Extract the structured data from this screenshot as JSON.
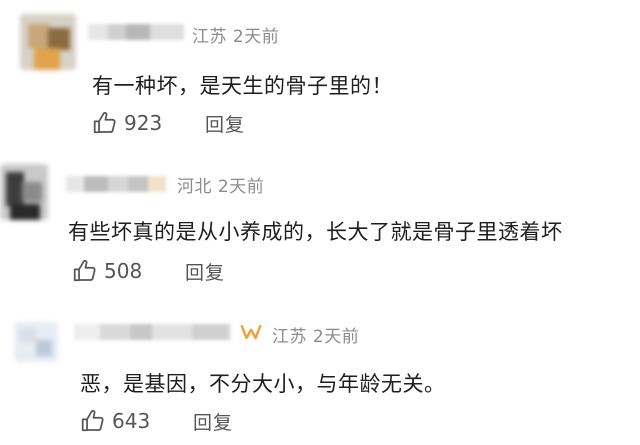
{
  "comments": [
    {
      "location": "江苏",
      "time": "2天前",
      "text": "有一种坏，是天生的骨子里的！",
      "likes": "923",
      "reply_label": "回复",
      "avatar_colors": [
        "#c9a77a",
        "#8a6a3e",
        "#e0a24d",
        "#d7d1c7"
      ]
    },
    {
      "location": "河北",
      "time": "2天前",
      "text": "有些坏真的是从小养成的，长大了就是骨子里透着坏",
      "likes": "508",
      "reply_label": "回复",
      "avatar_colors": [
        "#3d3d3d",
        "#8b8b8b",
        "#c9c9c9",
        "#2a2a2a"
      ]
    },
    {
      "location": "江苏",
      "time": "2天前",
      "text": "恶，是基因，不分大小，与年龄无关。",
      "likes": "643",
      "reply_label": "回复",
      "avatar_colors": [
        "#e8ecf3",
        "#d9dee8",
        "#bfc8d8",
        "#f2f4f8"
      ]
    }
  ],
  "colors": {
    "meta_text": "#8c8c8c",
    "body_text": "#1e1e1e",
    "action_text": "#555555",
    "vip_badge": "#f0a030"
  },
  "icons": {
    "like": "thumbs-up-icon",
    "badge": "vip-badge-icon"
  }
}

◆ ◆ ◆ ◆ ◆

EXERCISE AIM:
Extract the full listing above verbatim; pictures are to be left out of the copy.

EXERCISE ANSWER:
Extract the structured data from this screenshot as JSON.
{
  "comments": [
    {
      "location": "江苏",
      "time": "2天前",
      "text": "有一种坏，是天生的骨子里的！",
      "likes": "923",
      "reply_label": "回复",
      "avatar_colors": [
        "#c9a77a",
        "#8a6a3e",
        "#e0a24d",
        "#d7d1c7"
      ]
    },
    {
      "location": "河北",
      "time": "2天前",
      "text": "有些坏真的是从小养成的，长大了就是骨子里透着坏",
      "likes": "508",
      "reply_label": "回复",
      "avatar_colors": [
        "#3d3d3d",
        "#8b8b8b",
        "#c9c9c9",
        "#2a2a2a"
      ]
    },
    {
      "location": "江苏",
      "time": "2天前",
      "text": "恶，是基因，不分大小，与年龄无关。",
      "likes": "643",
      "reply_label": "回复",
      "avatar_colors": [
        "#e8ecf3",
        "#d9dee8",
        "#bfc8d8",
        "#f2f4f8"
      ]
    }
  ],
  "colors": {
    "meta_text": "#8c8c8c",
    "body_text": "#1e1e1e",
    "action_text": "#555555",
    "vip_badge": "#f0a030"
  },
  "icons": {
    "like": "thumbs-up-icon",
    "badge": "vip-badge-icon"
  }
}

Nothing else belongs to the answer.